### Exercise prompt
Copy all lines that contain the word "name".

### Data to use
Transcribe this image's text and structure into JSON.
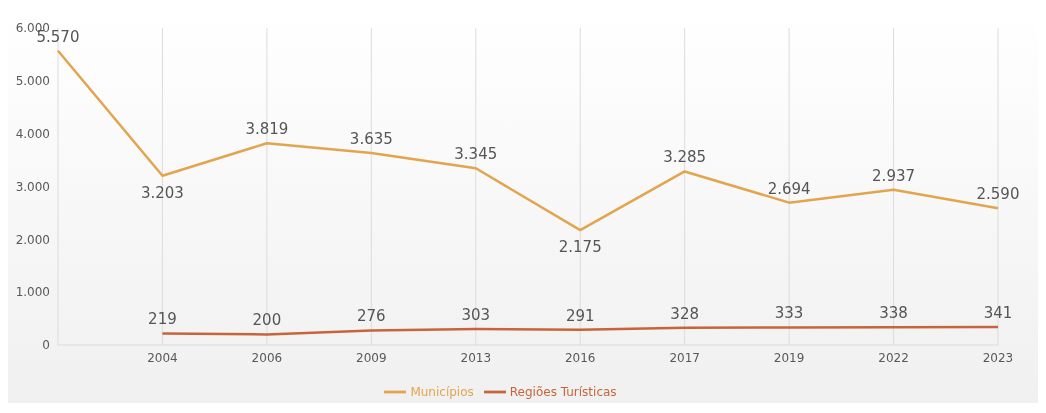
{
  "chart_data": {
    "type": "line",
    "categories": [
      null,
      "2004",
      "2006",
      "2009",
      "2013",
      "2016",
      "2017",
      "2019",
      "2022",
      "2023"
    ],
    "series": [
      {
        "name": "Municípios",
        "color": "#e2a54e",
        "values": [
          5570,
          3203,
          3819,
          3635,
          3345,
          2175,
          3285,
          2694,
          2937,
          2590
        ],
        "value_labels": [
          "5.570",
          "3.203",
          "3.819",
          "3.635",
          "3.345",
          "2.175",
          "3.285",
          "2.694",
          "2.937",
          "2.590"
        ]
      },
      {
        "name": "Regiões Turísticas",
        "color": "#c8643c",
        "values": [
          null,
          219,
          200,
          276,
          303,
          291,
          328,
          333,
          338,
          341
        ],
        "value_labels": [
          null,
          "219",
          "200",
          "276",
          "303",
          "291",
          "328",
          "333",
          "338",
          "341"
        ]
      }
    ],
    "ylim": [
      0,
      6000
    ],
    "yticks": [
      {
        "value": 0,
        "label": "0"
      },
      {
        "value": 1000,
        "label": "1.000"
      },
      {
        "value": 2000,
        "label": "2.000"
      },
      {
        "value": 3000,
        "label": "3.000"
      },
      {
        "value": 4000,
        "label": "4.000"
      },
      {
        "value": 5000,
        "label": "5.000"
      },
      {
        "value": 6000,
        "label": "6.000"
      }
    ],
    "grid": "x",
    "legend": "bottom",
    "marker": "none",
    "line_style": "solid"
  }
}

### Complete response
        "name": "Municípios",
        "name": "Regiões Turísticas",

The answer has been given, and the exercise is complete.